_Instructions to follow_
Write out every line below that includes the word "instale".

Records:
/---
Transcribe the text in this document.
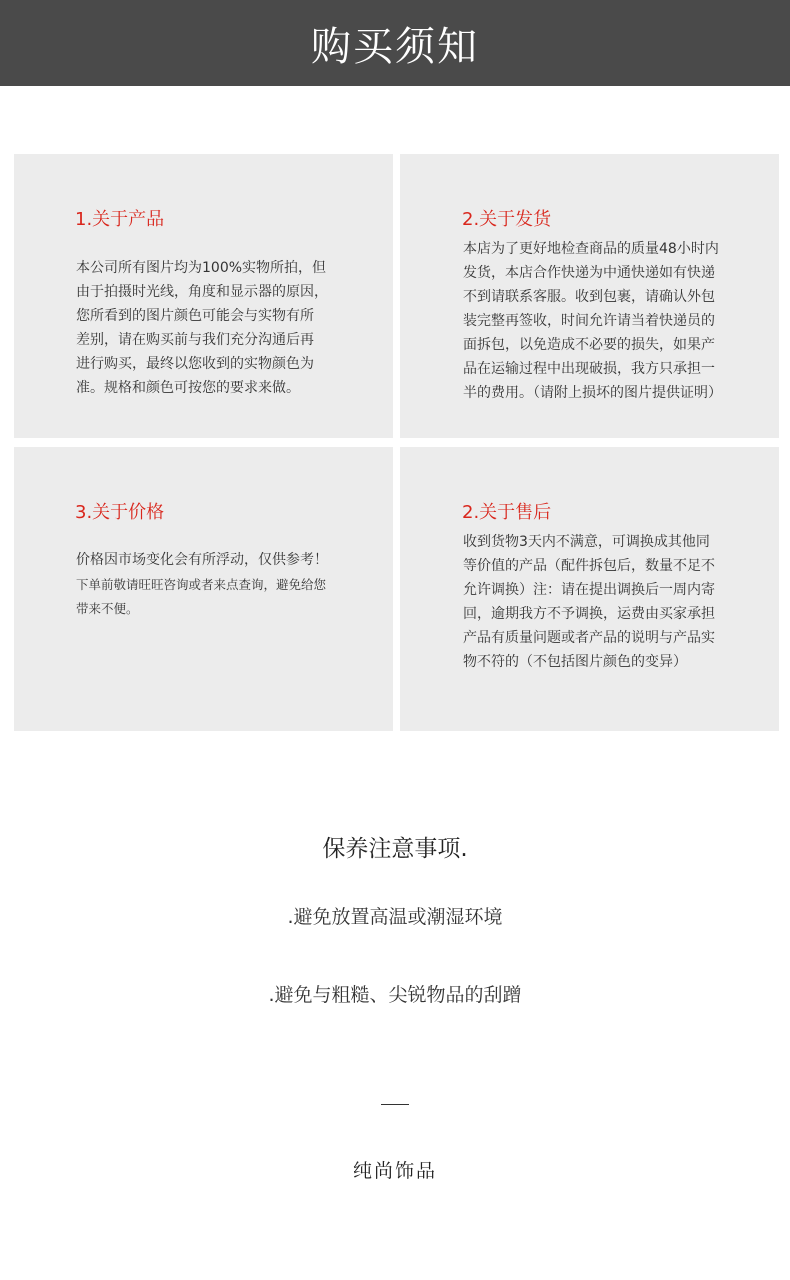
购买须知
1.关于产品
本公司所有图片均为100%实物所拍，但
由于拍摄时光线，角度和显示器的原因，
您所看到的图片颜色可能会与实物有所
差别，请在购买前与我们充分沟通后再
进行购买，最终以您收到的实物颜色为
准。规格和颜色可按您的要求来做。
2.关于发货
本店为了更好地检查商品的质量48小时内
发货，本店合作快递为中通快递如有快递
不到请联系客服。收到包裹，请确认外包
装完整再签收，时间允许请当着快递员的
面拆包，以免造成不必要的损失，如果产
品在运输过程中出现破损，我方只承担一
半的费用。（请附上损坏的图片提供证明）
3.关于价格
价格因市场变化会有所浮动，仅供参考！
下单前敬请旺旺咨询或者来点查询，避免给您
带来不便。
2.关于售后
收到货物3天内不满意，可调换成其他同
等价值的产品（配件拆包后，数量不足不
允许调换）注：请在提出调换后一周内寄
回，逾期我方不予调换，运费由买家承担
产品有质量问题或者产品的说明与产品实
物不符的（不包括图片颜色的变异）
保养注意事项.
.避免放置高温或潮湿环境
.避免与粗糙、尖锐物品的刮蹭
纯尚饰品
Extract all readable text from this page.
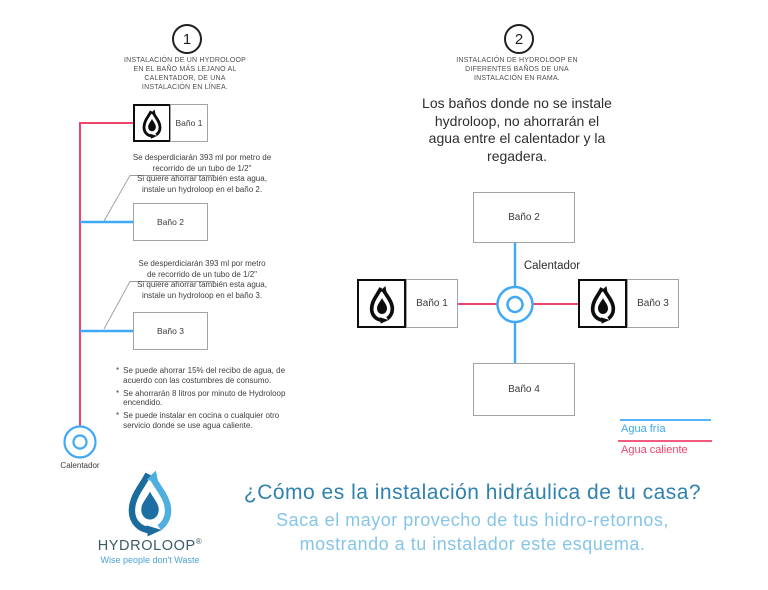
1
INSTALACIÓN DE UN HYDROLOOP
EN EL BAÑO MÁS LEJANO AL
CALENTADOR, DE UNA
INSTALACIÓN EN LÍNEA.
Baño 1
Se desperdiciarán 393 ml por metro de
recorrido de un tubo de 1/2"
Si quiere ahorrar también esta agua,
instale un hydroloop en el baño 2.
Baño 2
Se desperdiciarán 393 ml por metro
de recorrido de un tubo de 1/2"
Si quiere ahorrar también esta agua,
instale un hydroloop en el baño 3.
Baño 3
* Se puede ahorrar 15% del recibo de agua, de acuerdo con las costumbres de consumo.
* Se ahorrarán 8 litros por minuto de Hydroloop encendido.
* Se puede instalar en cocina o cualquier otro servicio donde se use agua caliente.
Calentador
2
INSTALACIÓN DE HYDROLOOP EN
DIFERENTES BAÑOS DE UNA
INSTALACIÓN EN RAMA.
Los baños donde no se instale
hydroloop, no ahorrarán el
agua entre el calentador y la
regadera.
Baño 2
Calentador
Baño 1	Baño 3
Baño 4
Agua fría
Agua caliente
HYDROLOOP®
Wise people don't Waste
¿Cómo es la instalación hidráulica de tu casa?
Saca el mayor provecho de tus hidro-retornos,
mostrando a tu instalador este esquema.
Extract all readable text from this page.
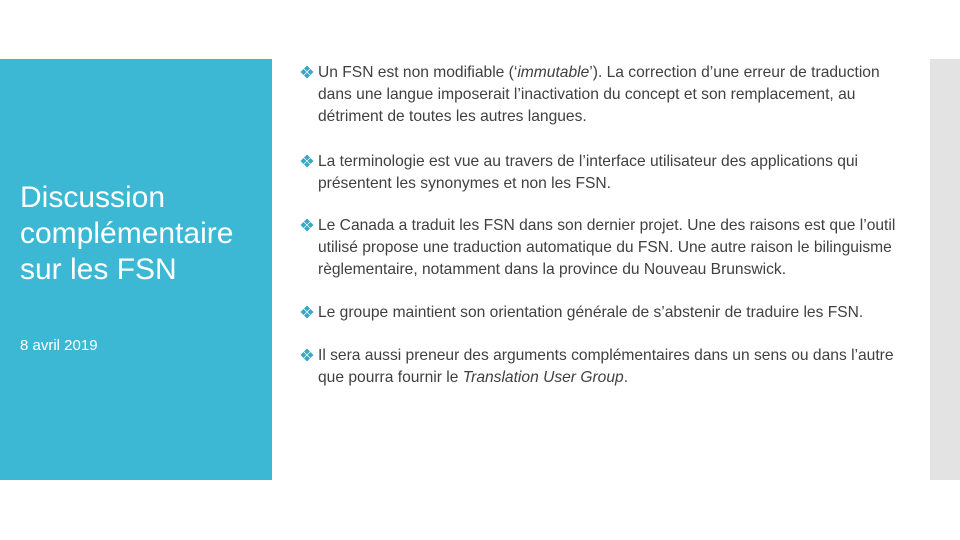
Discussion complémentaire sur les FSN
8 avril 2019
Un FSN est non modifiable (‘immutable’). La correction d’une erreur de traduction dans une langue imposerait l’inactivation du concept et son remplacement, au détriment de toutes les autres langues.
La terminologie est vue au travers de l’interface utilisateur des applications qui présentent les synonymes et non les FSN.
Le Canada a traduit les FSN dans son dernier projet. Une des raisons est que l’outil utilisé propose une traduction automatique du FSN. Une autre raison le bilinguisme règlementaire, notamment dans la province du Nouveau Brunswick.
Le groupe maintient son orientation générale de s’abstenir de traduire les FSN.
Il sera aussi preneur des arguments complémentaires dans un sens ou dans l’autre que pourra fournir le Translation User Group.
\---
_Result for this exercise_
instale un hydroloop en el baño 2.
instale un hydroloop en el baño 3.
Los baños donde no se instale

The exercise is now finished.